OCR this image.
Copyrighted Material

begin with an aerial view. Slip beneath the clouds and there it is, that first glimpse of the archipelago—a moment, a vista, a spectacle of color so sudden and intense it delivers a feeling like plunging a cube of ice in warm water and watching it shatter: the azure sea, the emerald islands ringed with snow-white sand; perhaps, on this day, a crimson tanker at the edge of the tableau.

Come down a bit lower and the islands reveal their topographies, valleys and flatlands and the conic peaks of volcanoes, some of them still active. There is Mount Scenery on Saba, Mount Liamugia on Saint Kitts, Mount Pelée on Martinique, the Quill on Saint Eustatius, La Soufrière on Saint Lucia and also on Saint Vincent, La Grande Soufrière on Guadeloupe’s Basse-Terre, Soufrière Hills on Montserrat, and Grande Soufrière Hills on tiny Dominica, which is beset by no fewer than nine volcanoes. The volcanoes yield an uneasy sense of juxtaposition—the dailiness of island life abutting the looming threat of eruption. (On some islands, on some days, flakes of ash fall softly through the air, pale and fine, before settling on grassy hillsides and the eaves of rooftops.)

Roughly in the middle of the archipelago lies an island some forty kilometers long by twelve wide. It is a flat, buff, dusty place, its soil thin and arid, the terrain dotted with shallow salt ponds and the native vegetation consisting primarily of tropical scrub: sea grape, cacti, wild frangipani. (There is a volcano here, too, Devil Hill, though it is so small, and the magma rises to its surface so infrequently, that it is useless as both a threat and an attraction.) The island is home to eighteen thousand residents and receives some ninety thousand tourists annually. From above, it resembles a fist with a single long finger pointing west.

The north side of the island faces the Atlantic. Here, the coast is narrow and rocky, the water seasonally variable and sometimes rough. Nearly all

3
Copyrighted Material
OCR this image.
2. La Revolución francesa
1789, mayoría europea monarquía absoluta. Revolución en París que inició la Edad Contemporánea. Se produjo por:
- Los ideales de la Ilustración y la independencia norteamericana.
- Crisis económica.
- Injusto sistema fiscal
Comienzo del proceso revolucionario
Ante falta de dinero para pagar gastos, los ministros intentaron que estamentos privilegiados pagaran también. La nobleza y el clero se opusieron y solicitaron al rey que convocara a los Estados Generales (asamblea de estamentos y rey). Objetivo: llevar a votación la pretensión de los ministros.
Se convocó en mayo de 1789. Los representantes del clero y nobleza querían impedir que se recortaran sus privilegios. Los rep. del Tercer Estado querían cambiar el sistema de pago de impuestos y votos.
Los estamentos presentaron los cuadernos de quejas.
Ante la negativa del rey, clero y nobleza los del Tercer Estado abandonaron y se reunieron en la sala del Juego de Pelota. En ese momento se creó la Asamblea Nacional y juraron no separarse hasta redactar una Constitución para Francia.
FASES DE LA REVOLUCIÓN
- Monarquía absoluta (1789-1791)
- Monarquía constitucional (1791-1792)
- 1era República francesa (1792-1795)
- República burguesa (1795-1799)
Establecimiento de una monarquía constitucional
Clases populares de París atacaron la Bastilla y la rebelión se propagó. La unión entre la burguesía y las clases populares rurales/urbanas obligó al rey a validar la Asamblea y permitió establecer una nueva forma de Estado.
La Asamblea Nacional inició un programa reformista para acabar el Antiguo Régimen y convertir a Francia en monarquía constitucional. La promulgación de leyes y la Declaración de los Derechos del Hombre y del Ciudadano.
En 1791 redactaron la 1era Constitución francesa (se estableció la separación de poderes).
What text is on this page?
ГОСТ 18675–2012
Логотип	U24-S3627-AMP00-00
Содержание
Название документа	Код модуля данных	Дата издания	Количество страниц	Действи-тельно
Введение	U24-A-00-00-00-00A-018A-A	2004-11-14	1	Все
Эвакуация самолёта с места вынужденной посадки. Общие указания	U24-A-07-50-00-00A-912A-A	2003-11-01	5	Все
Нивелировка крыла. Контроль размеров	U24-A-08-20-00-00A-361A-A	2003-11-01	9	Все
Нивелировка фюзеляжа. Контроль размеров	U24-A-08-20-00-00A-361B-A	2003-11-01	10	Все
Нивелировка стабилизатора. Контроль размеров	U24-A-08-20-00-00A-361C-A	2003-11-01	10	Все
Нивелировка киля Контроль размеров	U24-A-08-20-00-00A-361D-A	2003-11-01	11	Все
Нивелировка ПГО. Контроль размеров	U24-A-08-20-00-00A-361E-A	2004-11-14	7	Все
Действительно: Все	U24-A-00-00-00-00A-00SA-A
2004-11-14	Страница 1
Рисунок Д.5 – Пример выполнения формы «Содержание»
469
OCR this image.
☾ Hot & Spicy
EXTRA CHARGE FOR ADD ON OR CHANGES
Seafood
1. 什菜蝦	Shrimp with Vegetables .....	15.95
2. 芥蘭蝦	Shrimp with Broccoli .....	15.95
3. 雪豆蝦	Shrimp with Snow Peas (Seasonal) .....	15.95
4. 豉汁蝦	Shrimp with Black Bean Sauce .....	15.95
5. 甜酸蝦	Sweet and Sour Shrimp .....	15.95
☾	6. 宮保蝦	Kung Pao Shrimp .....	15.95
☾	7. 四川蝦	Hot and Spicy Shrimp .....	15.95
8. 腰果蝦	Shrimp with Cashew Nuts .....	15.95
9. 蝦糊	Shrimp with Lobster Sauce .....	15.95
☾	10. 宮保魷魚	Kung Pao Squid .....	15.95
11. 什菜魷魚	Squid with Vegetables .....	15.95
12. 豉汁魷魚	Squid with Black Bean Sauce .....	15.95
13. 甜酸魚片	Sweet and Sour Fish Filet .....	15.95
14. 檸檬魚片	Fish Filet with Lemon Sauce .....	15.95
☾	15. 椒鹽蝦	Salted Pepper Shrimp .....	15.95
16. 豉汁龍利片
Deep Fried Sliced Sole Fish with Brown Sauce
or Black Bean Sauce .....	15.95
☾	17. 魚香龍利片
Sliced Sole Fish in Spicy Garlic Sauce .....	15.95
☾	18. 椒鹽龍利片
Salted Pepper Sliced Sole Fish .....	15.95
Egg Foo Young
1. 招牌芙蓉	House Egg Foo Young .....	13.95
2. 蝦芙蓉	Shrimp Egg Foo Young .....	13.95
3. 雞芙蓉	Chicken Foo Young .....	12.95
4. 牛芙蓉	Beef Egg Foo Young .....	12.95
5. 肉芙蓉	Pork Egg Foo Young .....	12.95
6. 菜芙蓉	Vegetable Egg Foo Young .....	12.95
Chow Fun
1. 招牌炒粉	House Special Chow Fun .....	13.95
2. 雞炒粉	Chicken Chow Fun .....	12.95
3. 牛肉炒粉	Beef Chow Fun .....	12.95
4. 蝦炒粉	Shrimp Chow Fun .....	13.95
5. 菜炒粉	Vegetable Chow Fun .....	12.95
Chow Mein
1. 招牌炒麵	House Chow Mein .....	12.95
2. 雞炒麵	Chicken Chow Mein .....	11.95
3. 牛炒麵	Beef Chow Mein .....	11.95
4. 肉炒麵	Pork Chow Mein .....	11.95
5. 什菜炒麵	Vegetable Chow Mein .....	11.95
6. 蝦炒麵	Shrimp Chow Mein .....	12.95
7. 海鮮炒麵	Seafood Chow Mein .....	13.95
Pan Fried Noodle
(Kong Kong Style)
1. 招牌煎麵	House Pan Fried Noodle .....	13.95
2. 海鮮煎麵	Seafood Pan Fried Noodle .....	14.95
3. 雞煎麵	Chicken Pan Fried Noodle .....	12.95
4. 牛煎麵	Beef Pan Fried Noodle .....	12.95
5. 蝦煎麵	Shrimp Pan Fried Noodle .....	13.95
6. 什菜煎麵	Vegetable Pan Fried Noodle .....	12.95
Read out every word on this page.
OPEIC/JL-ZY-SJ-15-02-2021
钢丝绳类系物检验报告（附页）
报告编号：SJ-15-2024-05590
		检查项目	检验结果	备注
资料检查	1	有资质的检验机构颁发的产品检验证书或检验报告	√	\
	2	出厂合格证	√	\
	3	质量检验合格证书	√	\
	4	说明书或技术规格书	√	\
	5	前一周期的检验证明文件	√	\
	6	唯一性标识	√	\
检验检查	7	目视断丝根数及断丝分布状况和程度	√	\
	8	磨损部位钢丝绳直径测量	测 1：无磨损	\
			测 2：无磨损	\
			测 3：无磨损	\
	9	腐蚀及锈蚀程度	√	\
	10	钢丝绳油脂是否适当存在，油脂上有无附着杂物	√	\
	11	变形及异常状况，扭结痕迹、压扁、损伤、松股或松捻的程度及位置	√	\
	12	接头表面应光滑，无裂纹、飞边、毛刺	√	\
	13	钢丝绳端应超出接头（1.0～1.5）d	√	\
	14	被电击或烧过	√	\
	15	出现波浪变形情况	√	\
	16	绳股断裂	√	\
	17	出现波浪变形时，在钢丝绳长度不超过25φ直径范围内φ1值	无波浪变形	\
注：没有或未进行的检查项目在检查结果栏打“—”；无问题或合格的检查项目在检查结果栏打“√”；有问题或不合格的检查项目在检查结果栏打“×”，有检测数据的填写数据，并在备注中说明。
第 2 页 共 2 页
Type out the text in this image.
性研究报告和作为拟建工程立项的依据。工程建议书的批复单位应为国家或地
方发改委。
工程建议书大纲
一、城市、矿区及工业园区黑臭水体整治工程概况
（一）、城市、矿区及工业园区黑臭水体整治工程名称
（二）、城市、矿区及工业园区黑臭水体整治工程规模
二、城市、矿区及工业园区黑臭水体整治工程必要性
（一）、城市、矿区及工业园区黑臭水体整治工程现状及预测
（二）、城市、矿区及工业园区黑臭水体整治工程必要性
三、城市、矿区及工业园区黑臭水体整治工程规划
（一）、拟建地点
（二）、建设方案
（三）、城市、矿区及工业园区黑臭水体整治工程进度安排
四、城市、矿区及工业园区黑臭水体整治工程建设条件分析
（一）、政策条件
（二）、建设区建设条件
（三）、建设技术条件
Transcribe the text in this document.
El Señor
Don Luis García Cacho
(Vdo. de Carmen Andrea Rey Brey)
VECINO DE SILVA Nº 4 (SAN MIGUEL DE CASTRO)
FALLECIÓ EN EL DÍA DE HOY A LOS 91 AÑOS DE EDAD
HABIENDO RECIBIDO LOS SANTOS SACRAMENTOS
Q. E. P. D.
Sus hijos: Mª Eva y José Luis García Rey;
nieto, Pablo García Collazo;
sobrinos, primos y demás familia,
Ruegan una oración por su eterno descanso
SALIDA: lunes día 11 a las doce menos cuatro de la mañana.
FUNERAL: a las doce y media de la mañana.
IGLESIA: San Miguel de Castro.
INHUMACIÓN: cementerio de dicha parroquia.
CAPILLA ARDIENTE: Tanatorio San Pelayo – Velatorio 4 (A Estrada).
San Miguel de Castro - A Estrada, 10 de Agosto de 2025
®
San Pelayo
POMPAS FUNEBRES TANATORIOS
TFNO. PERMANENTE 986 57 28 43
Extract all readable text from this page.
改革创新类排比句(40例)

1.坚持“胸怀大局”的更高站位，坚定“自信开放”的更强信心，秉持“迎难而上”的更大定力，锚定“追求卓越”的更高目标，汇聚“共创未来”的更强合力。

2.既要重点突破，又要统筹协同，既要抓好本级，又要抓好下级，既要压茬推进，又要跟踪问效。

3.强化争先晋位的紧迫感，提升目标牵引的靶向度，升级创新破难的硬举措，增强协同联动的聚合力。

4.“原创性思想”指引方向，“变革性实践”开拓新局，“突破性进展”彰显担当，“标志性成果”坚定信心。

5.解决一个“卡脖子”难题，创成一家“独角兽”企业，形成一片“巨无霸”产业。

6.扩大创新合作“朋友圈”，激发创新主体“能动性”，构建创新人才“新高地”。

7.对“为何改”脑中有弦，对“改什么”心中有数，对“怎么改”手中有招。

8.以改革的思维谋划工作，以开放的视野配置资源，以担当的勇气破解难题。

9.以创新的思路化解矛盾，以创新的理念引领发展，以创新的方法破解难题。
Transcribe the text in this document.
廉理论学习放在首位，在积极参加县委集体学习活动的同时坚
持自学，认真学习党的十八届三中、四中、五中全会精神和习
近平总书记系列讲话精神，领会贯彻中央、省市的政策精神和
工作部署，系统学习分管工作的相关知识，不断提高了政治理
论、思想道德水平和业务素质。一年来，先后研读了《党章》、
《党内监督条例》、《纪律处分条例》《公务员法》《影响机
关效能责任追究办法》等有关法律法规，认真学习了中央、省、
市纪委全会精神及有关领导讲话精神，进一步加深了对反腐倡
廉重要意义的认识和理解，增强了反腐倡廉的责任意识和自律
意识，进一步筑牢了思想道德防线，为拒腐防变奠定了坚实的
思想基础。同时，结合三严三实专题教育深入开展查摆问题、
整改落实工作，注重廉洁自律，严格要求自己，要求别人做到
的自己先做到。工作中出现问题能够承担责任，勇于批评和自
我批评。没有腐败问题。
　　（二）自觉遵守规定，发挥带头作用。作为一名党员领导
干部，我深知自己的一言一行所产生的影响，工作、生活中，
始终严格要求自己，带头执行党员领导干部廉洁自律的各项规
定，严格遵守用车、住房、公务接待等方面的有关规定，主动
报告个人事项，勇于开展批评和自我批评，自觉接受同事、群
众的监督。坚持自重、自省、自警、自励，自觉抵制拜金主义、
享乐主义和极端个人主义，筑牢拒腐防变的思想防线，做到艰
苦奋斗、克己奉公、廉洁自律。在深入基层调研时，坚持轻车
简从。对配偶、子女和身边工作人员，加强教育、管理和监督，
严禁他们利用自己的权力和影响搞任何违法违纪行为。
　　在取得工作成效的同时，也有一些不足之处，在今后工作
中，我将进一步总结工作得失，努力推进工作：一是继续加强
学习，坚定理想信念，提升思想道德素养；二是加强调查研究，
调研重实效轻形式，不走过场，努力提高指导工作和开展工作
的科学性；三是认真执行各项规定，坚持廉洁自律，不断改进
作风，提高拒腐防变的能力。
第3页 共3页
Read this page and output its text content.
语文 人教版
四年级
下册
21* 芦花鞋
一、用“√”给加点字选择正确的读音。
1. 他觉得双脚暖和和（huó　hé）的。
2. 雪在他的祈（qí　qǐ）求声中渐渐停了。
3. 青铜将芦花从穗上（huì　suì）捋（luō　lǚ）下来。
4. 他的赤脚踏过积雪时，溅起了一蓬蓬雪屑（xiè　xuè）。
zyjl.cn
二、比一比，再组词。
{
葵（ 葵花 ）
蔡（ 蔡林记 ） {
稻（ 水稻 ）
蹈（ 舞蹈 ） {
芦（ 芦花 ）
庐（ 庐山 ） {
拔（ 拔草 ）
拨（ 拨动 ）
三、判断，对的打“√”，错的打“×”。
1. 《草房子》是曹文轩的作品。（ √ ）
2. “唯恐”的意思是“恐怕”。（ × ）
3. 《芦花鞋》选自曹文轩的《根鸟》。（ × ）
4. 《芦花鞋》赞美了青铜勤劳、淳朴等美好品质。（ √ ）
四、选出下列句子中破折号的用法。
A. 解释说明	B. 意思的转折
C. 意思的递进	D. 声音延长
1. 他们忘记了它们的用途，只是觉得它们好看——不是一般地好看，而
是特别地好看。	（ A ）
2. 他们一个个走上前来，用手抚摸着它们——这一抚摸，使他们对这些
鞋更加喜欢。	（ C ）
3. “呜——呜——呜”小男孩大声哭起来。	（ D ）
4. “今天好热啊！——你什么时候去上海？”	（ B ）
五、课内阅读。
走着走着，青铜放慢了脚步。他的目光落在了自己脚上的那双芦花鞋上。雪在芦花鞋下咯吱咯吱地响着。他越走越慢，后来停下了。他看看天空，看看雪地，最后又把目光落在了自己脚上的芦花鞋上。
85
****
_Work instructions_. Filter the entries above down to the lines containing the word "Fish".

_Answer to the task_.
13. 甜酸魚片	Sweet and Sour Fish Filet .....	15.95
14. 檸檬魚片	Fish Filet with Lemon Sauce .....	15.95
Deep Fried Sliced Sole Fish with Brown Sauce
Sliced Sole Fish in Spicy Garlic Sauce .....	15.95
Salted Pepper Sliced Sole Fish .....	15.95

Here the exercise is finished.